**Your goal**
All of the material below is to be retyped exactly.

— Start —

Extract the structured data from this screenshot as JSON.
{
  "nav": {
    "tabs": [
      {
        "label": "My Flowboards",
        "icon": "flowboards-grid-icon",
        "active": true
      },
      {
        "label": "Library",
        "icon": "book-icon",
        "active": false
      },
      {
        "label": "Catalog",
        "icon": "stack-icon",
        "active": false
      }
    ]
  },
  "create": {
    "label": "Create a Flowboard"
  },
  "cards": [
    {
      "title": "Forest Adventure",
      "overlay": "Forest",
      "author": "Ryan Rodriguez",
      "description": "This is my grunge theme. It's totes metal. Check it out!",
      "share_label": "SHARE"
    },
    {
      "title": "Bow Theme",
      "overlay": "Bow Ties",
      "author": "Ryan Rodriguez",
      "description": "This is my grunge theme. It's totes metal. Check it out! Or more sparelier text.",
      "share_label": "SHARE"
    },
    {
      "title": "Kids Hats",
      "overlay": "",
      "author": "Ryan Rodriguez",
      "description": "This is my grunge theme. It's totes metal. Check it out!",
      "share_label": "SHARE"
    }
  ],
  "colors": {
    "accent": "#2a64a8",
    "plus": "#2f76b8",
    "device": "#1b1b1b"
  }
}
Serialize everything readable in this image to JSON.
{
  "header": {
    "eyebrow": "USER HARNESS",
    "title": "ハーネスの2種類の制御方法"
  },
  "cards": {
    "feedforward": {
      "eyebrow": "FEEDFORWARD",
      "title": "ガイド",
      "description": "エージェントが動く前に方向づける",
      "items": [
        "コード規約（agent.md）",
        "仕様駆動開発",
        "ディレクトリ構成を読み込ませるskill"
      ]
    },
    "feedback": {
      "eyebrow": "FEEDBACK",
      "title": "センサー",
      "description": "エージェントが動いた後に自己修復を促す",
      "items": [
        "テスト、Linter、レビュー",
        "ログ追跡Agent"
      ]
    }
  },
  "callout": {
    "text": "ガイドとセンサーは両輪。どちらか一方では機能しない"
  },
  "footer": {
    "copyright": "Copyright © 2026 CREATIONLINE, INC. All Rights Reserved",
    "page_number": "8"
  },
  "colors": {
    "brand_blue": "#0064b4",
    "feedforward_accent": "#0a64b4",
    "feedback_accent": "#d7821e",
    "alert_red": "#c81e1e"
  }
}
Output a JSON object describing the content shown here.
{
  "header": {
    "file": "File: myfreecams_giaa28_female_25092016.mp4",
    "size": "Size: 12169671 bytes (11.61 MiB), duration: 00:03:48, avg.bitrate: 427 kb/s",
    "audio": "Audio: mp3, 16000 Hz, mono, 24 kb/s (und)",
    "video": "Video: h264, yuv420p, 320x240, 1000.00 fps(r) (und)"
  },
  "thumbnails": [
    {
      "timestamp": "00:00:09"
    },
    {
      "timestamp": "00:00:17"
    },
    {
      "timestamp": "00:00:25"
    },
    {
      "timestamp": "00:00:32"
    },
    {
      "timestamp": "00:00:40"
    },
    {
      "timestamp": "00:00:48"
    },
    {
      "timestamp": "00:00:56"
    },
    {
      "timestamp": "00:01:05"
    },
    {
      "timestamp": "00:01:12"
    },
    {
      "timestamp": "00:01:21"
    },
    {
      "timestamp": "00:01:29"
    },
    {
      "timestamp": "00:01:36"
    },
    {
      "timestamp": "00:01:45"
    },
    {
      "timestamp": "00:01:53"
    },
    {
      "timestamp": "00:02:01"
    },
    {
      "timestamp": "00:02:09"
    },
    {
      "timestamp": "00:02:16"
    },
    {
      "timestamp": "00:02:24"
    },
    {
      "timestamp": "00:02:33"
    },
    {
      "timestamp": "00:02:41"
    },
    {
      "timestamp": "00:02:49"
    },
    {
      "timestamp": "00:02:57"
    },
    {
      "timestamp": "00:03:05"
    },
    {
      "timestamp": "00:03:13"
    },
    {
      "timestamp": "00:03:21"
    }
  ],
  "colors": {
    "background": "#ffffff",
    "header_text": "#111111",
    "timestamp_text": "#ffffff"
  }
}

— End —

**Written reply**
Extract the structured data from this screenshot as JSON.
{
  "nav": {
    "tabs": [
      {
        "label": "My Flowboards",
        "icon": "flowboards-grid-icon",
        "active": true
      },
      {
        "label": "Library",
        "icon": "book-icon",
        "active": false
      },
      {
        "label": "Catalog",
        "icon": "stack-icon",
        "active": false
      }
    ]
  },
  "create": {
    "label": "Create a Flowboard"
  },
  "cards": [
    {
      "title": "Forest Adventure",
      "overlay": "Forest",
      "author": "Ryan Rodriguez",
      "description": "This is my grunge theme. It's totes metal. Check it out!",
      "share_label": "SHARE"
    },
    {
      "title": "Bow Theme",
      "overlay": "Bow Ties",
      "author": "Ryan Rodriguez",
      "description": "This is my grunge theme. It's totes metal. Check it out! Or more sparelier text.",
      "share_label": "SHARE"
    },
    {
      "title": "Kids Hats",
      "overlay": "",
      "author": "Ryan Rodriguez",
      "description": "This is my grunge theme. It's totes metal. Check it out!",
      "share_label": "SHARE"
    }
  ],
  "colors": {
    "accent": "#2a64a8",
    "plus": "#2f76b8",
    "device": "#1b1b1b"
  }
}
Serialize everything readable in this image to JSON.
{
  "header": {
    "eyebrow": "USER HARNESS",
    "title": "ハーネスの2種類の制御方法"
  },
  "cards": {
    "feedforward": {
      "eyebrow": "FEEDFORWARD",
      "title": "ガイド",
      "description": "エージェントが動く前に方向づける",
      "items": [
        "コード規約（agent.md）",
        "仕様駆動開発",
        "ディレクトリ構成を読み込ませるskill"
      ]
    },
    "feedback": {
      "eyebrow": "FEEDBACK",
      "title": "センサー",
      "description": "エージェントが動いた後に自己修復を促す",
      "items": [
        "テスト、Linter、レビュー",
        "ログ追跡Agent"
      ]
    }
  },
  "callout": {
    "text": "ガイドとセンサーは両輪。どちらか一方では機能しない"
  },
  "footer": {
    "copyright": "Copyright © 2026 CREATIONLINE, INC. All Rights Reserved",
    "page_number": "8"
  },
  "colors": {
    "brand_blue": "#0064b4",
    "feedforward_accent": "#0a64b4",
    "feedback_accent": "#d7821e",
    "alert_red": "#c81e1e"
  }
}
Output a JSON object describing the content shown here.
{
  "header": {
    "file": "File: myfreecams_giaa28_female_25092016.mp4",
    "size": "Size: 12169671 bytes (11.61 MiB), duration: 00:03:48, avg.bitrate: 427 kb/s",
    "audio": "Audio: mp3, 16000 Hz, mono, 24 kb/s (und)",
    "video": "Video: h264, yuv420p, 320x240, 1000.00 fps(r) (und)"
  },
  "thumbnails": [
    {
      "timestamp": "00:00:09"
    },
    {
      "timestamp": "00:00:17"
    },
    {
      "timestamp": "00:00:25"
    },
    {
      "timestamp": "00:00:32"
    },
    {
      "timestamp": "00:00:40"
    },
    {
      "timestamp": "00:00:48"
    },
    {
      "timestamp": "00:00:56"
    },
    {
      "timestamp": "00:01:05"
    },
    {
      "timestamp": "00:01:12"
    },
    {
      "timestamp": "00:01:21"
    },
    {
      "timestamp": "00:01:29"
    },
    {
      "timestamp": "00:01:36"
    },
    {
      "timestamp": "00:01:45"
    },
    {
      "timestamp": "00:01:53"
    },
    {
      "timestamp": "00:02:01"
    },
    {
      "timestamp": "00:02:09"
    },
    {
      "timestamp": "00:02:16"
    },
    {
      "timestamp": "00:02:24"
    },
    {
      "timestamp": "00:02:33"
    },
    {
      "timestamp": "00:02:41"
    },
    {
      "timestamp": "00:02:49"
    },
    {
      "timestamp": "00:02:57"
    },
    {
      "timestamp": "00:03:05"
    },
    {
      "timestamp": "00:03:13"
    },
    {
      "timestamp": "00:03:21"
    }
  ],
  "colors": {
    "background": "#ffffff",
    "header_text": "#111111",
    "timestamp_text": "#ffffff"
  }
}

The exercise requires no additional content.